Extracted records:
>>>

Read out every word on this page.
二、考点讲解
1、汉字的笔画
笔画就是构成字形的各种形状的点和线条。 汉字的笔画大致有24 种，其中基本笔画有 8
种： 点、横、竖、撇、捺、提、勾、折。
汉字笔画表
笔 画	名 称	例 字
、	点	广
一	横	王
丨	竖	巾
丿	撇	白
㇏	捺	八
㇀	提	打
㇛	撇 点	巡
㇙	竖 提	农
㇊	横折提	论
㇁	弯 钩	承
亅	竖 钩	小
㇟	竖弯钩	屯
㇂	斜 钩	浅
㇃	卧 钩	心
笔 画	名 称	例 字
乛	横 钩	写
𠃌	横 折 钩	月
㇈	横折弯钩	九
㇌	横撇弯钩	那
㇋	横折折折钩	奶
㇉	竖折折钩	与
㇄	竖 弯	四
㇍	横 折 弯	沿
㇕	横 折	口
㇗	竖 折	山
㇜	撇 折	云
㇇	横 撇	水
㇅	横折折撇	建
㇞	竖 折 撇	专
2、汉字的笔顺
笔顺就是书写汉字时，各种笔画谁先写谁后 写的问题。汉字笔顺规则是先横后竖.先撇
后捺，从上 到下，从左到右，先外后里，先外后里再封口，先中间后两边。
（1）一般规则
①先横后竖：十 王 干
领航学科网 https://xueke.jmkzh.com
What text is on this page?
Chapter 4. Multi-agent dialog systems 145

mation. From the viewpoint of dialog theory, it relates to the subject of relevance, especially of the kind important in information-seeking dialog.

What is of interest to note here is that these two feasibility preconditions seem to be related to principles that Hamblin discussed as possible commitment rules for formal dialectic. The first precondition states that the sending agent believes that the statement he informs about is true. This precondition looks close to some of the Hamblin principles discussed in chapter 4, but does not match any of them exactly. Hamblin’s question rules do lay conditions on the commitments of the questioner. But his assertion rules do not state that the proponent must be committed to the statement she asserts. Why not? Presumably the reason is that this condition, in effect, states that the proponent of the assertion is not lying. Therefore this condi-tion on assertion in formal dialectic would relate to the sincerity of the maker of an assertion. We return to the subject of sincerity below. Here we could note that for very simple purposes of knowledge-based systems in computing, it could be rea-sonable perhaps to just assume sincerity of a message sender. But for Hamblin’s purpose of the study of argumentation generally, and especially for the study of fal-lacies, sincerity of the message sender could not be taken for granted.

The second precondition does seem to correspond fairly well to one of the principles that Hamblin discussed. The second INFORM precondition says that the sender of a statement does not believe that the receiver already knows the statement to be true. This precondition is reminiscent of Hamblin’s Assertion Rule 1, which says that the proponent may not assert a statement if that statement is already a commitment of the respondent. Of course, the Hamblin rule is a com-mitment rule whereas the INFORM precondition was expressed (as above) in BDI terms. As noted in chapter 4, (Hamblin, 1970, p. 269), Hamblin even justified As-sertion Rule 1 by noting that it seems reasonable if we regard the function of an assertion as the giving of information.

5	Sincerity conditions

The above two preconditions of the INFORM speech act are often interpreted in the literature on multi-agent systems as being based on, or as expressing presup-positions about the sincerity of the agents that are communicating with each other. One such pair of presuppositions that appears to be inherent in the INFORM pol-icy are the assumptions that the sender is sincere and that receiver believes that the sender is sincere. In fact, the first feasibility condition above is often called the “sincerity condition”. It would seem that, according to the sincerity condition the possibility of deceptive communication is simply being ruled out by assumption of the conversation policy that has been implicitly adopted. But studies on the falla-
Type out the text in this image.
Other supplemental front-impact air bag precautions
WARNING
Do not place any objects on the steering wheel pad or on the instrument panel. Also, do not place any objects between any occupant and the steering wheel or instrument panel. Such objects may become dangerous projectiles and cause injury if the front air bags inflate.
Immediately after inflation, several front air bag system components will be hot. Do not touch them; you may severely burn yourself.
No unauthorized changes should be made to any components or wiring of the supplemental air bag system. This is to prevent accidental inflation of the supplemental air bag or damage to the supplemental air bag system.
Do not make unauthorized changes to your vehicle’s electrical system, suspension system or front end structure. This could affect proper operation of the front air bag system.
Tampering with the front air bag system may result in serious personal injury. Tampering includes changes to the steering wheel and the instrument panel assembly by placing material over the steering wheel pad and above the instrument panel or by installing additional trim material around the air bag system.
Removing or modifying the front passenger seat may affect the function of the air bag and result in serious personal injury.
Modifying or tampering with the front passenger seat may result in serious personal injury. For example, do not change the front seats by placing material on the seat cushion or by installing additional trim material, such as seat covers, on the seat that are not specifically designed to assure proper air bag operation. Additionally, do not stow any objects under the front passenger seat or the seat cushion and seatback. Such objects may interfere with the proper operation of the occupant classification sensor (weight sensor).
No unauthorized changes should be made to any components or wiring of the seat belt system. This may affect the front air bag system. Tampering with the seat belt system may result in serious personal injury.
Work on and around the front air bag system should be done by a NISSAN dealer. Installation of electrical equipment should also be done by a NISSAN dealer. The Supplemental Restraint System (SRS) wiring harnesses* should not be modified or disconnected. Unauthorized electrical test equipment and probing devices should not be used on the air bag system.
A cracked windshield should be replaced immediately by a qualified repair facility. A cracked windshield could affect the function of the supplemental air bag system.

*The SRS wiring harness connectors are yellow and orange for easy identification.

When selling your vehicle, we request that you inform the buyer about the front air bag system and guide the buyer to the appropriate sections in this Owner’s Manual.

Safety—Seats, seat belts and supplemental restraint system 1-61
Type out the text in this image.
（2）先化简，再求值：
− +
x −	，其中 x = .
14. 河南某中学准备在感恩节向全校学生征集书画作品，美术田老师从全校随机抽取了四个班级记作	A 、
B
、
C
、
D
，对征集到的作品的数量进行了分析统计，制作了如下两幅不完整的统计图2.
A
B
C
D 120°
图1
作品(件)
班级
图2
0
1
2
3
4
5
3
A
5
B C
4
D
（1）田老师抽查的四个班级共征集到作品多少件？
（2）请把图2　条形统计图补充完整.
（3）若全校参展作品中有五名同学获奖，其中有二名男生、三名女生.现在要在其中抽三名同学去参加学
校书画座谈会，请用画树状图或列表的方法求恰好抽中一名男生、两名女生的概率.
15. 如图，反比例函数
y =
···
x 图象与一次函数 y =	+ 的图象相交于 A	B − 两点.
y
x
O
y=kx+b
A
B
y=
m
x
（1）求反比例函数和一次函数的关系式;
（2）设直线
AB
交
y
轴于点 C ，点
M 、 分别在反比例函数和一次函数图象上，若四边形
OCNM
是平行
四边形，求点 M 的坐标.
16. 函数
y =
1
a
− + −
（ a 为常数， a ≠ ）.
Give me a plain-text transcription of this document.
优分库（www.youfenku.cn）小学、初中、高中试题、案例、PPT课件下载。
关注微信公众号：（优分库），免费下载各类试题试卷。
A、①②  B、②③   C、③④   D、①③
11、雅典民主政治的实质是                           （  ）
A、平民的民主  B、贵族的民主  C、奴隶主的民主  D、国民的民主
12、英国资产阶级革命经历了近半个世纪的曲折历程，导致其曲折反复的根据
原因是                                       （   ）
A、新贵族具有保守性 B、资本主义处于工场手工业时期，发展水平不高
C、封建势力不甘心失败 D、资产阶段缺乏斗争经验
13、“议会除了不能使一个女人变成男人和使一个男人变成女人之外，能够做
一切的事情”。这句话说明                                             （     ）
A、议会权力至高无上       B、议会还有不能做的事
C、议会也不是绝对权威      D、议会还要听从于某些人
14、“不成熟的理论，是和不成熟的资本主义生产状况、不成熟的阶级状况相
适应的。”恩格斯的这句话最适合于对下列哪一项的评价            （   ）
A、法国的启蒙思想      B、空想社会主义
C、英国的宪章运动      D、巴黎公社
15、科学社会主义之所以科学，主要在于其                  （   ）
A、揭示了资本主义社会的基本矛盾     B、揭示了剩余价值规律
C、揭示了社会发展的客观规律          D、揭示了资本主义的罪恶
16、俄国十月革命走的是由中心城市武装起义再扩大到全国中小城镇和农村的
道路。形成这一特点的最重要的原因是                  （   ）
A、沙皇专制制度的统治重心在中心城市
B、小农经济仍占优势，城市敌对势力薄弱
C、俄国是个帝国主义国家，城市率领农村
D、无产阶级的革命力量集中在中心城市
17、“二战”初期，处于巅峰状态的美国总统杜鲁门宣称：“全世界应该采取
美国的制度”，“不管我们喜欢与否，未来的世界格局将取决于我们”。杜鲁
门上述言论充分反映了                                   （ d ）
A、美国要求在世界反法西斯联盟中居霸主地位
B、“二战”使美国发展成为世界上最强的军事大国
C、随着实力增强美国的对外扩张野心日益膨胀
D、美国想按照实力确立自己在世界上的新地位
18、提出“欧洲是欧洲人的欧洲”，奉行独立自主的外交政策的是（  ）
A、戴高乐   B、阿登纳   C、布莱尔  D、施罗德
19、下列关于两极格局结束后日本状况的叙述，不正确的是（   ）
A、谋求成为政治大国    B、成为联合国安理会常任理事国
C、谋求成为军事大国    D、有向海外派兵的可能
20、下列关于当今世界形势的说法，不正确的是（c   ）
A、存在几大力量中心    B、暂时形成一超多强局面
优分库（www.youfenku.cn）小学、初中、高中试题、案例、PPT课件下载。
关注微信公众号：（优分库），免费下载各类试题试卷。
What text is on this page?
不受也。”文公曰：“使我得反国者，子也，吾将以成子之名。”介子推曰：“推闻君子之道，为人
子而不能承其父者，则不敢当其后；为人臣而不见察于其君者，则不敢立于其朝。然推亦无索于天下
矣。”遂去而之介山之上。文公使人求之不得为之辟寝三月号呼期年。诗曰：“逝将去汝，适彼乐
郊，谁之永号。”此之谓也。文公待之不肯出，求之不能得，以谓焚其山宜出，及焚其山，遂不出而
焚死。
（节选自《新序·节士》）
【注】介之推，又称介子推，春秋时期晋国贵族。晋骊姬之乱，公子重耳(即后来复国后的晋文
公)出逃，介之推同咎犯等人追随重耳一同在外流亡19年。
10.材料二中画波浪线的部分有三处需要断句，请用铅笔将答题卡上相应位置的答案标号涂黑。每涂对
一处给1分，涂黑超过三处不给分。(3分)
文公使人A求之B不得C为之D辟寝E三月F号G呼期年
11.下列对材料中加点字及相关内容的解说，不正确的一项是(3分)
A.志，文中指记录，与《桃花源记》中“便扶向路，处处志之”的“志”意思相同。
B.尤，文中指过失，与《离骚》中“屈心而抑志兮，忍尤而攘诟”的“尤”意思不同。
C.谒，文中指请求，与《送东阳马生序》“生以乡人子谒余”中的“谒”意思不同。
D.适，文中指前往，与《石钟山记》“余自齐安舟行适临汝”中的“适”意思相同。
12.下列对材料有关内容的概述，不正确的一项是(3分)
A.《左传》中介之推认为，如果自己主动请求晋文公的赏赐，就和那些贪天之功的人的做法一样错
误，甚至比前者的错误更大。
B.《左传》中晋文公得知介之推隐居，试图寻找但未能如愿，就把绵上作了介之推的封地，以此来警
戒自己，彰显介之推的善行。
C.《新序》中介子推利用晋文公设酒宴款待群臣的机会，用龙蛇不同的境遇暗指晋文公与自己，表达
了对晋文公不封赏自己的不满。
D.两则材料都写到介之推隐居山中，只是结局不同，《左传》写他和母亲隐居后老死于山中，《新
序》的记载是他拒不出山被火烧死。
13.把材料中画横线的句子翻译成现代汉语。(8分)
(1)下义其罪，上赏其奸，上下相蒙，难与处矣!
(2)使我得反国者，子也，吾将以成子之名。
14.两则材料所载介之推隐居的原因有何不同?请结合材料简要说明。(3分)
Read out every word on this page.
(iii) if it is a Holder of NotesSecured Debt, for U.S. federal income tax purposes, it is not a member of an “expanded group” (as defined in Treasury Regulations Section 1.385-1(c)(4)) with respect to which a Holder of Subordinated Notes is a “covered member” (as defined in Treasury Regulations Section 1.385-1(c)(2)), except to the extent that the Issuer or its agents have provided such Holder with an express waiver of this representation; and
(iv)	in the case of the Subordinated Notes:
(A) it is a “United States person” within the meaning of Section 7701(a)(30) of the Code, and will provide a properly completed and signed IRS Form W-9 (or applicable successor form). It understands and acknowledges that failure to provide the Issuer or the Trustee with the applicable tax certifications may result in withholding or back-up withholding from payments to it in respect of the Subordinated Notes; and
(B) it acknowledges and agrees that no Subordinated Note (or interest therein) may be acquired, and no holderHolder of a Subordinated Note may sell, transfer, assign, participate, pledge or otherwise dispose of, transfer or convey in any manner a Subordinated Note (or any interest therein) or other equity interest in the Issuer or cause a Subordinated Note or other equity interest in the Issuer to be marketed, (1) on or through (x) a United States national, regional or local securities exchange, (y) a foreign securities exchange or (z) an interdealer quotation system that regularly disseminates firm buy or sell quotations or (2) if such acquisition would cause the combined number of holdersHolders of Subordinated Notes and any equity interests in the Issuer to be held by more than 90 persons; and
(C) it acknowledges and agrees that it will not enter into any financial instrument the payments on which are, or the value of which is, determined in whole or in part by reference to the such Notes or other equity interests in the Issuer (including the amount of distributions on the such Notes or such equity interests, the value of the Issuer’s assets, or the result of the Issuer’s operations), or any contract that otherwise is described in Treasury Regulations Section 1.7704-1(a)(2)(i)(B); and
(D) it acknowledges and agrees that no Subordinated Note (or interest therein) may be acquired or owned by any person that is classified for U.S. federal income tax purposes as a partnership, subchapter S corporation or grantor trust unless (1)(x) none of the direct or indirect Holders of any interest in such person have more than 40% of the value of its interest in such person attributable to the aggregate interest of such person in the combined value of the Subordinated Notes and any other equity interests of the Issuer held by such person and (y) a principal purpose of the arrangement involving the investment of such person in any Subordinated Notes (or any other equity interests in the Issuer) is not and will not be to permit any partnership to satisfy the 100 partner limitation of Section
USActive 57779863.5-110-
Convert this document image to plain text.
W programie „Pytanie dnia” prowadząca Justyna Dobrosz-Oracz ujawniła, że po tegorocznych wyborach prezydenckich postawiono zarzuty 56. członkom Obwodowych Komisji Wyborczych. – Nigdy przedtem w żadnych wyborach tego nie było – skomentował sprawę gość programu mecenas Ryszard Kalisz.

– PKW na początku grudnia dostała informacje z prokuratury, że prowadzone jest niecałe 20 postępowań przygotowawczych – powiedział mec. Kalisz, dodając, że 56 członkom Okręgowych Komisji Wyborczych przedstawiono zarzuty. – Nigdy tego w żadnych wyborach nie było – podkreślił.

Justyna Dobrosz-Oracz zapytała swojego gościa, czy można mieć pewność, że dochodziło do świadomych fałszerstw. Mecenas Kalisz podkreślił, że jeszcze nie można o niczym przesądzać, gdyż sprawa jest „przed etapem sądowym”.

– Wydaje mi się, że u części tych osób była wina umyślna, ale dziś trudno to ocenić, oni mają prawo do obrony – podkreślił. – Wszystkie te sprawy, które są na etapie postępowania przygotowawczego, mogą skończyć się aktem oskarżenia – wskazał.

<<<

§ **PROBLEM STATEMENT**
The answer is a single number, the count of lines in the records that contain the string "不正确的是".

§ **SOLVED EXERCISE**
2